◆ **EXERCISE OBJECTIVE**: Transcribe the material exactly. Images do not belong in the copy.

** Start of MATERIAL TO PROCESS **

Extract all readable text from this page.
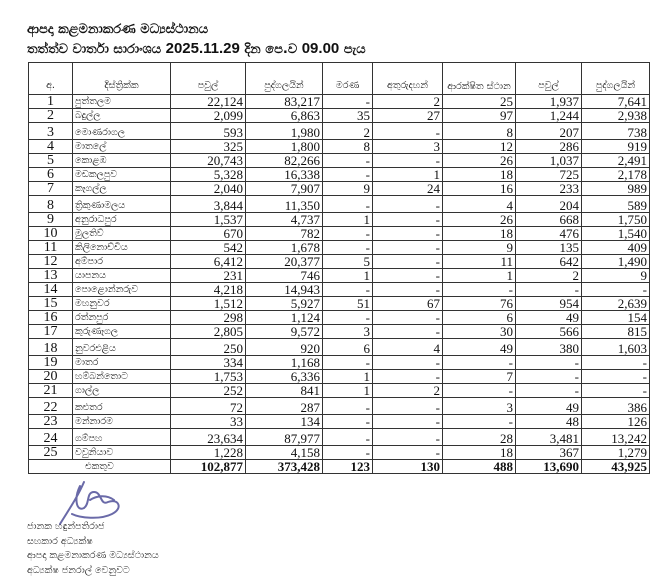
ආපදා කළමනාකරණ මධ්‍යස්ථානය
තත්ත්ව වාර්තා සාරාංශය 2025.11.29 දින පෙ.ව 09.00 පැය
අ.	දිස්ත්‍රික්ක	පවුල්	පුද්ගලයින්	මරණ	අතුරුදහන්	ආරක්ෂිත ස්ථාන	පවුල්	පුද්ගලයින්
1	පුත්තලම	22,124	83,217	-	2	25	1,937	7,641
2	බදුල්ල	2,099	6,863	35	27	97	1,244	2,938
3	මොණරාගල	593	1,980	2	-	8	207	738
4	මාතලේ	325	1,800	8	3	12	286	919
5	කොළඹ	20,743	82,266	-	-	26	1,037	2,491
6	මඩකලපුව	5,328	16,338	-	1	18	725	2,178
7	කෑගල්ල	2,040	7,907	9	24	16	233	989
8	ත්‍රිකුණාමලය	3,844	11,350	-	-	4	204	589
9	අනුරාධපුර	1,537	4,737	1	-	26	668	1,750
10	මුලතිව්	670	782	-	-	18	476	1,540
11	කිලිනොච්චිය	542	1,678	-	-	9	135	409
12	අම්පාර	6,412	20,377	5	-	11	642	1,490
13	යාපනය	231	746	1	-	1	2	9
14	පොළොන්නරුව	4,218	14,943	-	-	-	-	-
15	මහනුවර	1,512	5,927	51	67	76	954	2,639
16	රත්නපුර	298	1,124	-	-	6	49	154
17	කුරුණෑගල	2,805	9,572	3	-	30	566	815
18	නුවරඑළිය	250	920	6	4	49	380	1,603
19	මාතර	334	1,168	-	-	-	-	-
20	හම්බන්තොට	1,753	6,336	1	-	7	-	-
21	ගාල්ල	252	841	1	2	-	-	-
22	කළුතර	72	287	-	-	3	49	386
23	මන්නාරම	33	134	-	-	-	48	126
24	ගම්පහ	23,634	87,977	-	-	28	3,481	13,242
25	වවුනියාව	1,228	4,158	-	-	18	367	1,279
එකතුව		102,877	373,428	123	130	488	13,690	43,925
ජානක හඳුන්පතිරාජ
සහකාර අධ්‍යක්ෂ
ආපදා කළමනාකරණ මධ්‍යස්ථානය
අධ්‍යක්ෂ ජනරාල් වෙනුවට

** End of MATERIAL TO PROCESS **

◆ **RIGHT ANSWER**:
Extract all readable text from this page.
ආපදා කළමනාකරණ මධ්‍යස්ථානය
තත්ත්ව වාර්තා සාරාංශය 2025.11.29 දින පෙ.ව 09.00 පැය
අ.	දිස්ත්‍රික්ක	පවුල්	පුද්ගලයින්	මරණ	අතුරුදහන්	ආරක්ෂිත ස්ථාන	පවුල්	පුද්ගලයින්
1	පුත්තලම	22,124	83,217	-	2	25	1,937	7,641
2	බදුල්ල	2,099	6,863	35	27	97	1,244	2,938
3	මොණරාගල	593	1,980	2	-	8	207	738
4	මාතලේ	325	1,800	8	3	12	286	919
5	කොළඹ	20,743	82,266	-	-	26	1,037	2,491
6	මඩකලපුව	5,328	16,338	-	1	18	725	2,178
7	කෑගල්ල	2,040	7,907	9	24	16	233	989
8	ත්‍රිකුණාමලය	3,844	11,350	-	-	4	204	589
9	අනුරාධපුර	1,537	4,737	1	-	26	668	1,750
10	මුලතිව්	670	782	-	-	18	476	1,540
11	කිලිනොච්චිය	542	1,678	-	-	9	135	409
12	අම්පාර	6,412	20,377	5	-	11	642	1,490
13	යාපනය	231	746	1	-	1	2	9
14	පොළොන්නරුව	4,218	14,943	-	-	-	-	-
15	මහනුවර	1,512	5,927	51	67	76	954	2,639
16	රත්නපුර	298	1,124	-	-	6	49	154
17	කුරුණෑගල	2,805	9,572	3	-	30	566	815
18	නුවරඑළිය	250	920	6	4	49	380	1,603
19	මාතර	334	1,168	-	-	-	-	-
20	හම්බන්තොට	1,753	6,336	1	-	7	-	-
21	ගාල්ල	252	841	1	2	-	-	-
22	කළුතර	72	287	-	-	3	49	386
23	මන්නාරම	33	134	-	-	-	48	126
24	ගම්පහ	23,634	87,977	-	-	28	3,481	13,242
25	වවුනියාව	1,228	4,158	-	-	18	367	1,279
එකතුව		102,877	373,428	123	130	488	13,690	43,925
ජානක හඳුන්පතිරාජ
සහකාර අධ්‍යක්ෂ
ආපදා කළමනාකරණ මධ්‍යස්ථානය
අධ්‍යක්ෂ ජනරාල් වෙනුවට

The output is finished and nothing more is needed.